**Short task**
All entries must be repeated exactly; do not include the pictures.

**Data entries**
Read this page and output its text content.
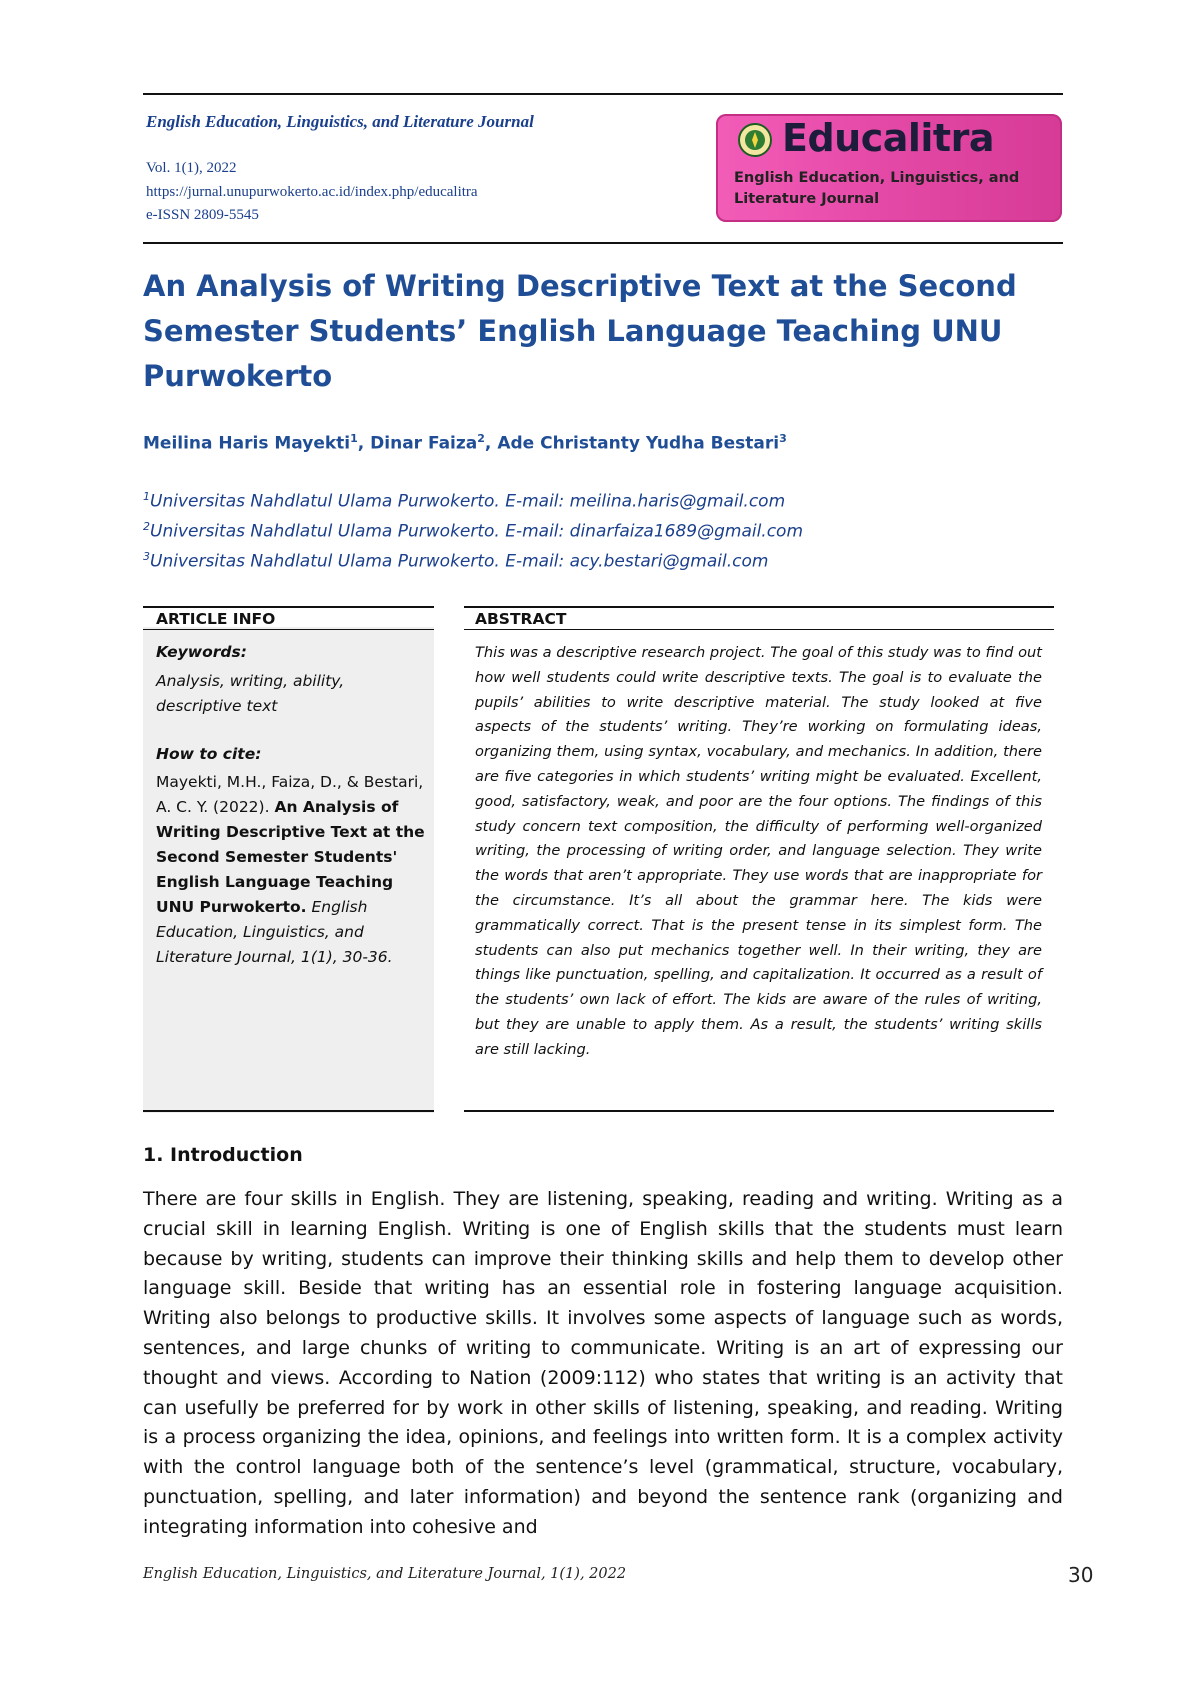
English Education, Linguistics, and Literature Journal
Vol. 1(1), 2022
https://jurnal.unupurwokerto.ac.id/index.php/educalitra
e-ISSN 2809-5545
Educalitra
English Education, Linguistics, and Literature Journal
An Analysis of Writing Descriptive Text at the Second Semester Students’ English Language Teaching UNU Purwokerto
Meilina Haris Mayekti$^1$, Dinar Faiza$^2$, Ade Christanty Yudha Bestari$^3$
$^1$Universitas Nahdlatul Ulama Purwokerto. E-mail: meilina.haris@gmail.com
$^2$Universitas Nahdlatul Ulama Purwokerto. E-mail: dinarfaiza1689@gmail.com
$^3$Universitas Nahdlatul Ulama Purwokerto. E-mail: acy.bestari@gmail.com
ARTICLE INFO
Keywords:
Analysis, writing, ability, descriptive text
How to cite:
Mayekti, M.H., Faiza, D., & Bestari, A. C. Y. (2022). An Analysis of Writing Descriptive Text at the Second Semester Students' English Language Teaching UNU Purwokerto. English Education, Linguistics, and Literature Journal, 1(1), 30-36.
ABSTRACT

This was a descriptive research project. The goal of this study was to find out how well students could write descriptive texts. The goal is to evaluate the pupils’ abilities to write descriptive material. The study looked at five aspects of the students’ writing. They’re working on formulating ideas, organizing them, using syntax, vocabulary, and mechanics. In addition, there are five categories in which students’ writing might be evaluated. Excellent, good, satisfactory, weak, and poor are the four options. The findings of this study concern text composition, the difficulty of performing well-organized writing, the processing of writing order, and language selection. They write the words that aren’t appropriate. They use words that are inappropriate for the circumstance. It’s all about the grammar here. The kids were grammatically correct. That is the present tense in its simplest form. The students can also put mechanics together well. In their writing, they are things like punctuation, spelling, and capitalization. It occurred as a result of the students’ own lack of effort. The kids are aware of the rules of writing, but they are unable to apply them. As a result, the students’ writing skills are still lacking.

1. Introduction

There are four skills in English. They are listening, speaking, reading and writing. Writing as a crucial skill in learning English. Writing is one of English skills that the students must learn because by writing, students can improve their thinking skills and help them to develop other language skill. Beside that writing has an essential role in fostering language acquisition. Writing also belongs to productive skills. It involves some aspects of language such as words, sentences, and large chunks of writing to communicate. Writing is an art of expressing our thought and views. According to Nation (2009:112) who states that writing is an activity that can usefully be preferred for by work in other skills of listening, speaking, and reading. Writing is a process organizing the idea, opinions, and feelings into written form. It is a complex activity with the control language both of the sentence’s level (grammatical, structure, vocabulary, punctuation, spelling, and later information) and beyond the sentence rank (organizing and integrating information into cohesive and

English Education, Linguistics, and Literature Journal, 1(1), 2022	30
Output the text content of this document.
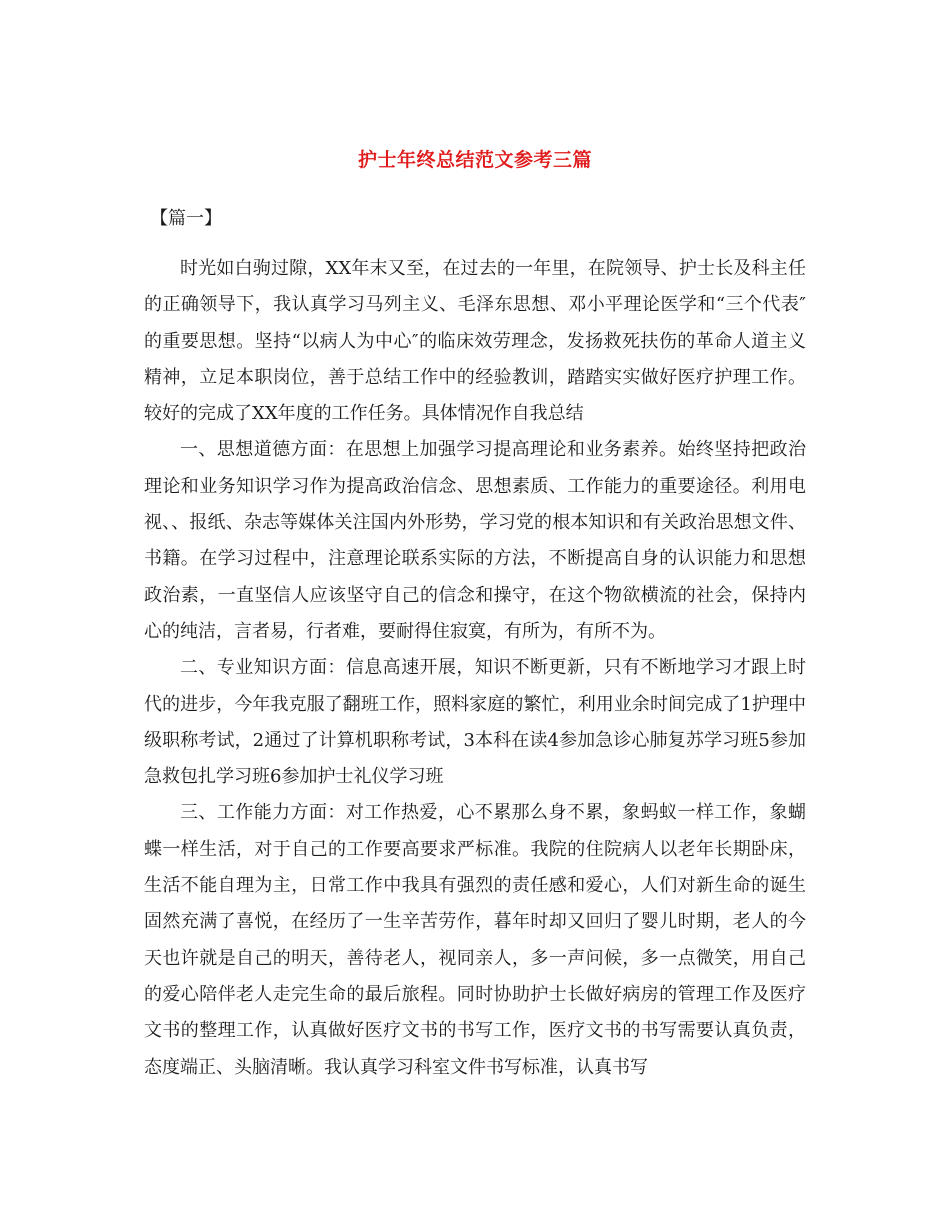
护士年终总结范文参考三篇
【篇一】

时光如白驹过隙，XX年末又至，在过去的一年里，在院领导、护士长及科主任的正确领导下，我认真学习马列主义、毛泽东思想、邓小平理论医学和“三个代表″的重要思想。坚持“以病人为中心″的临床效劳理念，发扬救死扶伤的革命人道主义精神，立足本职岗位，善于总结工作中的经验教训，踏踏实实做好医疗护理工作。较好的完成了XX年度的工作任务。具体情况作自我总结

一、思想道德方面：在思想上加强学习提高理论和业务素养。始终坚持把政治理论和业务知识学习作为提高政治信念、思想素质、工作能力的重要途径。利用电视、、报纸、杂志等媒体关注国内外形势，学习党的根本知识和有关政治思想文件、书籍。在学习过程中，注意理论联系实际的方法，不断提高自身的认识能力和思想政治素，一直坚信人应该坚守自己的信念和操守，在这个物欲横流的社会，保持内心的纯洁，言者易，行者难，要耐得住寂寞，有所为，有所不为。

二、专业知识方面：信息高速开展，知识不断更新，只有不断地学习才跟上时代的进步，今年我克服了翻班工作，照料家庭的繁忙，利用业余时间完成了1护理中级职称考试，2通过了计算机职称考试，3本科在读4参加急诊心肺复苏学习班5参加急救包扎学习班6参加护士礼仪学习班

三、工作能力方面：对工作热爱，心不累那么身不累，象蚂蚁一样工作，象蝴蝶一样生活，对于自己的工作要高要求严标准。我院的住院病人以老年长期卧床，生活不能自理为主，日常工作中我具有强烈的责任感和爱心，人们对新生命的诞生固然充满了喜悦，在经历了一生辛苦劳作，暮年时却又回归了婴儿时期，老人的今天也许就是自己的明天，善待老人，视同亲人，多一声问候，多一点微笑，用自己的爱心陪伴老人走完生命的最后旅程。同时协助护士长做好病房的管理工作及医疗文书的整理工作，认真做好医疗文书的书写工作，医疗文书的书写需要认真负责，态度端正、头脑清晰。我认真学习科室文件书写标准，认真书写
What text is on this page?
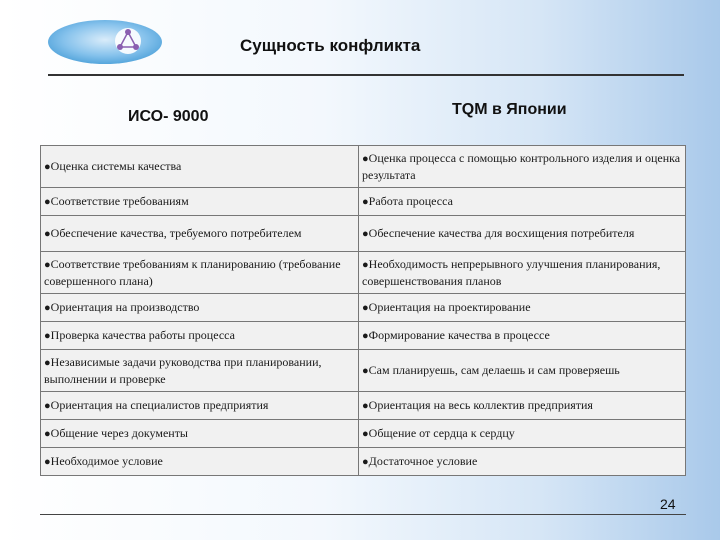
Сущность конфликта
ИСО- 9000	TQM в Японии
●Оценка системы качества	●Оценка процесса с помощью контрольного изделия и оценка результата
●Соответствие требованиям	●Работа процесса
●Обеспечение качества, требуемого потребителем	●Обеспечение качества для восхищения потребителя
●Соответствие требованиям к планированию (требование совершенного плана)	●Необходимость непрерывного улучшения планирования, совершенствования планов
●Ориентация на производство	●Ориентация на проектирование
●Проверка качества работы процесса	●Формирование качества в процессе
●Независимые задачи руководства при планировании, выполнении и проверке	●Сам планируешь, сам делаешь и сам проверяешь
●Ориентация на специалистов предприятия	●Ориентация на весь коллектив предприятия
●Общение через документы	●Общение от сердца к сердцу
●Необходимое условие	●Достаточное условие
24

**Solved problem**
Read this page and output its text content.
English Education, Linguistics, and Literature Journal
Vol. 1(1), 2022
https://jurnal.unupurwokerto.ac.id/index.php/educalitra
e-ISSN 2809-5545
Educalitra
English Education, Linguistics, and Literature Journal
An Analysis of Writing Descriptive Text at the Second Semester Students’ English Language Teaching UNU Purwokerto
Meilina Haris Mayekti$^1$, Dinar Faiza$^2$, Ade Christanty Yudha Bestari$^3$
$^1$Universitas Nahdlatul Ulama Purwokerto. E-mail: meilina.haris@gmail.com
$^2$Universitas Nahdlatul Ulama Purwokerto. E-mail: dinarfaiza1689@gmail.com
$^3$Universitas Nahdlatul Ulama Purwokerto. E-mail: acy.bestari@gmail.com
ARTICLE INFO
Keywords:
Analysis, writing, ability, descriptive text
How to cite:
Mayekti, M.H., Faiza, D., & Bestari, A. C. Y. (2022). An Analysis of Writing Descriptive Text at the Second Semester Students' English Language Teaching UNU Purwokerto. English Education, Linguistics, and Literature Journal, 1(1), 30-36.
ABSTRACT

This was a descriptive research project. The goal of this study was to find out how well students could write descriptive texts. The goal is to evaluate the pupils’ abilities to write descriptive material. The study looked at five aspects of the students’ writing. They’re working on formulating ideas, organizing them, using syntax, vocabulary, and mechanics. In addition, there are five categories in which students’ writing might be evaluated. Excellent, good, satisfactory, weak, and poor are the four options. The findings of this study concern text composition, the difficulty of performing well-organized writing, the processing of writing order, and language selection. They write the words that aren’t appropriate. They use words that are inappropriate for the circumstance. It’s all about the grammar here. The kids were grammatically correct. That is the present tense in its simplest form. The students can also put mechanics together well. In their writing, they are things like punctuation, spelling, and capitalization. It occurred as a result of the students’ own lack of effort. The kids are aware of the rules of writing, but they are unable to apply them. As a result, the students’ writing skills are still lacking.

1. Introduction

There are four skills in English. They are listening, speaking, reading and writing. Writing as a crucial skill in learning English. Writing is one of English skills that the students must learn because by writing, students can improve their thinking skills and help them to develop other language skill. Beside that writing has an essential role in fostering language acquisition. Writing also belongs to productive skills. It involves some aspects of language such as words, sentences, and large chunks of writing to communicate. Writing is an art of expressing our thought and views. According to Nation (2009:112) who states that writing is an activity that can usefully be preferred for by work in other skills of listening, speaking, and reading. Writing is a process organizing the idea, opinions, and feelings into written form. It is a complex activity with the control language both of the sentence’s level (grammatical, structure, vocabulary, punctuation, spelling, and later information) and beyond the sentence rank (organizing and integrating information into cohesive and

English Education, Linguistics, and Literature Journal, 1(1), 2022	30
Output the text content of this document.
护士年终总结范文参考三篇
【篇一】

时光如白驹过隙，XX年末又至，在过去的一年里，在院领导、护士长及科主任的正确领导下，我认真学习马列主义、毛泽东思想、邓小平理论医学和“三个代表″的重要思想。坚持“以病人为中心″的临床效劳理念，发扬救死扶伤的革命人道主义精神，立足本职岗位，善于总结工作中的经验教训，踏踏实实做好医疗护理工作。较好的完成了XX年度的工作任务。具体情况作自我总结

一、思想道德方面：在思想上加强学习提高理论和业务素养。始终坚持把政治理论和业务知识学习作为提高政治信念、思想素质、工作能力的重要途径。利用电视、、报纸、杂志等媒体关注国内外形势，学习党的根本知识和有关政治思想文件、书籍。在学习过程中，注意理论联系实际的方法，不断提高自身的认识能力和思想政治素，一直坚信人应该坚守自己的信念和操守，在这个物欲横流的社会，保持内心的纯洁，言者易，行者难，要耐得住寂寞，有所为，有所不为。

二、专业知识方面：信息高速开展，知识不断更新，只有不断地学习才跟上时代的进步，今年我克服了翻班工作，照料家庭的繁忙，利用业余时间完成了1护理中级职称考试，2通过了计算机职称考试，3本科在读4参加急诊心肺复苏学习班5参加急救包扎学习班6参加护士礼仪学习班

三、工作能力方面：对工作热爱，心不累那么身不累，象蚂蚁一样工作，象蝴蝶一样生活，对于自己的工作要高要求严标准。我院的住院病人以老年长期卧床，生活不能自理为主，日常工作中我具有强烈的责任感和爱心，人们对新生命的诞生固然充满了喜悦，在经历了一生辛苦劳作，暮年时却又回归了婴儿时期，老人的今天也许就是自己的明天，善待老人，视同亲人，多一声问候，多一点微笑，用自己的爱心陪伴老人走完生命的最后旅程。同时协助护士长做好病房的管理工作及医疗文书的整理工作，认真做好医疗文书的书写工作，医疗文书的书写需要认真负责，态度端正、头脑清晰。我认真学习科室文件书写标准，认真书写
What text is on this page?
Сущность конфликта
ИСО- 9000	TQM в Японии
●Оценка системы качества	●Оценка процесса с помощью контрольного изделия и оценка результата
●Соответствие требованиям	●Работа процесса
●Обеспечение качества, требуемого потребителем	●Обеспечение качества для восхищения потребителя
●Соответствие требованиям к планированию (требование совершенного плана)	●Необходимость непрерывного улучшения планирования, совершенствования планов
●Ориентация на производство	●Ориентация на проектирование
●Проверка качества работы процесса	●Формирование качества в процессе
●Независимые задачи руководства при планировании, выполнении и проверке	●Сам планируешь, сам делаешь и сам проверяешь
●Ориентация на специалистов предприятия	●Ориентация на весь коллектив предприятия
●Общение через документы	●Общение от сердца к сердцу
●Необходимое условие	●Достаточное условие
24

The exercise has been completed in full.